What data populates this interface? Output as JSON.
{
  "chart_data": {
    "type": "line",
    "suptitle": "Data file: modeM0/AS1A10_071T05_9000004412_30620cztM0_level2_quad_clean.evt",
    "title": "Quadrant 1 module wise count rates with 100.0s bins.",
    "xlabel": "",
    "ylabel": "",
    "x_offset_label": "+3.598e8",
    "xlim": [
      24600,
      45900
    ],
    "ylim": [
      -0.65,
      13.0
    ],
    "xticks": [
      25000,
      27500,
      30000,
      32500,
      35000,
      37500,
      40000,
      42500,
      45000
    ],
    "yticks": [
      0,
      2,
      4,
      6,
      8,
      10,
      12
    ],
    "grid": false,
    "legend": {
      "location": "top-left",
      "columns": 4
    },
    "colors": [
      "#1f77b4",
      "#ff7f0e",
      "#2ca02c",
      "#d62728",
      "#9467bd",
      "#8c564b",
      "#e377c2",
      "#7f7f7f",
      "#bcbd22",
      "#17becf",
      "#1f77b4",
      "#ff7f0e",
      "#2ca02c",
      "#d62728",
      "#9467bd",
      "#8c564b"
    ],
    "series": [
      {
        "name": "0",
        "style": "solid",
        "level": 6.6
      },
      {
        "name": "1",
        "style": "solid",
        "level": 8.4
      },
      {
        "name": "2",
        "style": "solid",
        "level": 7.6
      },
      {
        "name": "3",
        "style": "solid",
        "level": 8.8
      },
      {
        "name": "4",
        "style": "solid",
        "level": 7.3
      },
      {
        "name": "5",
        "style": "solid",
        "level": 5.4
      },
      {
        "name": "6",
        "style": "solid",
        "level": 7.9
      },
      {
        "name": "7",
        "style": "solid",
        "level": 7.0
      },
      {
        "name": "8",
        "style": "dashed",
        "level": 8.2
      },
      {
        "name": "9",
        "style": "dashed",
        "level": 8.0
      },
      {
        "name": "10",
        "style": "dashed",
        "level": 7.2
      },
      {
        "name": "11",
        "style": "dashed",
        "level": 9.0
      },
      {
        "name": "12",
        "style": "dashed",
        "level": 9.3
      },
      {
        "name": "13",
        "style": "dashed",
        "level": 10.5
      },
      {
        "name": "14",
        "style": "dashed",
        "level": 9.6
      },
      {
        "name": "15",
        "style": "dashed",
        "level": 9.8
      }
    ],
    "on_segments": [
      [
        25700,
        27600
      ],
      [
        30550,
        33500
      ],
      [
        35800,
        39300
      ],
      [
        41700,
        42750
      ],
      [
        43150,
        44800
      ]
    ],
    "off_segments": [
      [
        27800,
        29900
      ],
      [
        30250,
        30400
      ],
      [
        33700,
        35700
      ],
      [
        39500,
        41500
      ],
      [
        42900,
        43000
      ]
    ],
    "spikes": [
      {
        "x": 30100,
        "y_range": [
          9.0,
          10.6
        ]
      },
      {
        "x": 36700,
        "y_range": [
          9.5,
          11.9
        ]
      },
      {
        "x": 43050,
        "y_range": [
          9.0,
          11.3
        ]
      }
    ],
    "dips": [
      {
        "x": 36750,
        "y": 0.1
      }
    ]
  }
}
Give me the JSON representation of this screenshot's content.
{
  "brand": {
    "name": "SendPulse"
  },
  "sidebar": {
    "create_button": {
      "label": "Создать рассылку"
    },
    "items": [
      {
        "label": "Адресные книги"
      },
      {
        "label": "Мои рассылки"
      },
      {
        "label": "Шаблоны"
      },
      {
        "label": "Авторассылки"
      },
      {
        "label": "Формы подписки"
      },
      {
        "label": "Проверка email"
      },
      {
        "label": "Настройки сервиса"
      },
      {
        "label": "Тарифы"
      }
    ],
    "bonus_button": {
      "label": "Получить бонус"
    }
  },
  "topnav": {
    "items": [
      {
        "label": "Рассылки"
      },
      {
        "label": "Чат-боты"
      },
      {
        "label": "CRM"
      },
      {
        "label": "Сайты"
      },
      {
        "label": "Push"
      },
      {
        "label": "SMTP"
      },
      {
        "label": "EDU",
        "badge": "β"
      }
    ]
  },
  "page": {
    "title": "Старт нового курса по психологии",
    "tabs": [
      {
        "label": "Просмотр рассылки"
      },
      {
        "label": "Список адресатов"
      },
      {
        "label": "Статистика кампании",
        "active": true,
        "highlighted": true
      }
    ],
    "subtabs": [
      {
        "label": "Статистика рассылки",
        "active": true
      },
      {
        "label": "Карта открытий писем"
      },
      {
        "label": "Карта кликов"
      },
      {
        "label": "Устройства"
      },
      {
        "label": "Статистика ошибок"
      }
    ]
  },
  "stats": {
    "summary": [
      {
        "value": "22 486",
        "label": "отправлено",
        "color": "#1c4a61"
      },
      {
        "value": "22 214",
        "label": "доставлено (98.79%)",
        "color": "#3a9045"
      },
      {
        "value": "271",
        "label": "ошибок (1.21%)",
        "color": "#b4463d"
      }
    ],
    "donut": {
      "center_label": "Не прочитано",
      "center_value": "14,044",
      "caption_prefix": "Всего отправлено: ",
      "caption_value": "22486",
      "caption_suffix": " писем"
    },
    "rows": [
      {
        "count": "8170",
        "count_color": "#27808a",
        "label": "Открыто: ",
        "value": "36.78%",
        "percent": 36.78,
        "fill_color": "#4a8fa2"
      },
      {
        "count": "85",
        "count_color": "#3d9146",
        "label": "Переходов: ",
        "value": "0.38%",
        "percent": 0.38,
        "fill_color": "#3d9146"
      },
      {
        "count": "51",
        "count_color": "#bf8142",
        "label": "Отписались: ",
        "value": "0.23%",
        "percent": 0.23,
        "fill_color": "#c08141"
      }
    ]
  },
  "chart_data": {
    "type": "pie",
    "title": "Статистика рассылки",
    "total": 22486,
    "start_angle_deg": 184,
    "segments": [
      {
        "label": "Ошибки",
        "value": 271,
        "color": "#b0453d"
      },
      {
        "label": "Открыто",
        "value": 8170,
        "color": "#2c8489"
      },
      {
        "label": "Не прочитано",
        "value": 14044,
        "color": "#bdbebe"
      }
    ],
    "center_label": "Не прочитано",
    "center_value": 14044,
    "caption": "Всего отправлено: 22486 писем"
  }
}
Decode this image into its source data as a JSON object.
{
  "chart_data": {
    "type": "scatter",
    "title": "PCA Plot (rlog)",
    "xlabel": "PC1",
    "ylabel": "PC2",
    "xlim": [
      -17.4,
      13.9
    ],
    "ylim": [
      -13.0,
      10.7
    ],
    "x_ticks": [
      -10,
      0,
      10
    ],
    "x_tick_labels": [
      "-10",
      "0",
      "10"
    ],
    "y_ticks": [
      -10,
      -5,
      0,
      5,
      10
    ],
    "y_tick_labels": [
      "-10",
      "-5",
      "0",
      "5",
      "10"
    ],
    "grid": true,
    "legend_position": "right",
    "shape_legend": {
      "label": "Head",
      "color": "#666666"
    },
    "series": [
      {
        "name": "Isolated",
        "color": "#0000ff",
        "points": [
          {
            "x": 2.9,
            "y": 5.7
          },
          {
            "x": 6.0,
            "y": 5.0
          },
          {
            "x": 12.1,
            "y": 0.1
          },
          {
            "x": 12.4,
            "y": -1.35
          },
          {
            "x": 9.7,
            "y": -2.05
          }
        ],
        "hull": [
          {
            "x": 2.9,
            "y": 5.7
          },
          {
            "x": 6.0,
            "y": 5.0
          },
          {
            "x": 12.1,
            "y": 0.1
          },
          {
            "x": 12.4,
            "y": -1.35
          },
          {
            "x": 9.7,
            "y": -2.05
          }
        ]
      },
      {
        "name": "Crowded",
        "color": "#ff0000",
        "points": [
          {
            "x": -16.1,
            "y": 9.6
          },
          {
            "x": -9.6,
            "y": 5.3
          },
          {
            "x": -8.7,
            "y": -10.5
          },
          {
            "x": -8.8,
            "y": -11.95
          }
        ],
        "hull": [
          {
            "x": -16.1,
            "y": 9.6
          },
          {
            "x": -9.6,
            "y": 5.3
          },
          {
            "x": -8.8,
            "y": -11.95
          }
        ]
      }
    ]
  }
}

-=-=-

State how many lines of the material contain the string "ошибок", with no other words.

2